- What you are asked to do
Of all the lines in the material, how many include the word "label"? Reply with the number alone.

(Entries from a dataset)
######

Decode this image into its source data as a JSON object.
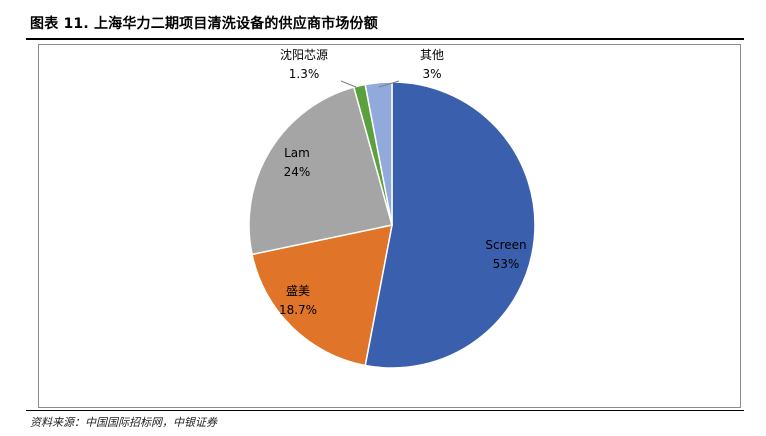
{
  "header": {
    "title": "图表 11. 上海华力二期项目清洗设备的供应商市场份额"
  },
  "footer": {
    "source": "资料来源：中国国际招标网，中银证券"
  },
  "chart_data": {
    "type": "pie",
    "title": "",
    "start_angle_deg": 0,
    "direction": "clockwise",
    "legend": "none",
    "slices": [
      {
        "name": "Screen",
        "value": 53,
        "label": "53%",
        "color": "#3a5fad"
      },
      {
        "name": "盛美",
        "value": 18.7,
        "label": "18.7%",
        "color": "#e07428"
      },
      {
        "name": "Lam",
        "value": 24,
        "label": "24%",
        "color": "#a5a5a5"
      },
      {
        "name": "沈阳芯源",
        "value": 1.3,
        "label": "1.3%",
        "color": "#5aa03c"
      },
      {
        "name": "其他",
        "value": 3,
        "label": "3%",
        "color": "#92a9dc"
      }
    ]
  }
}
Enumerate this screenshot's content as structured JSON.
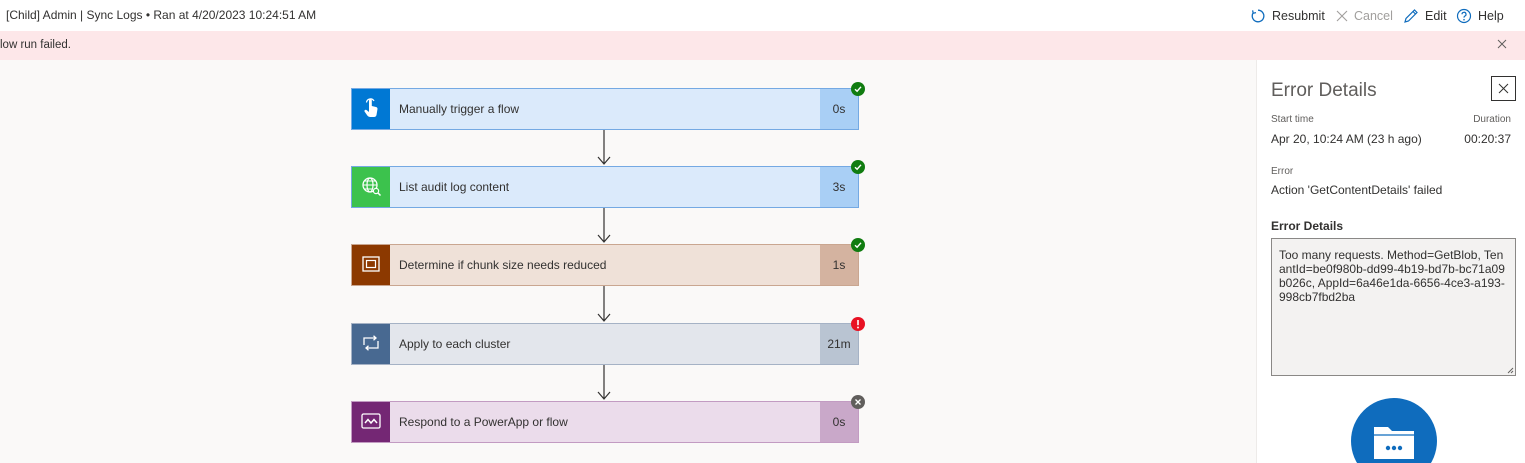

######

- Response
5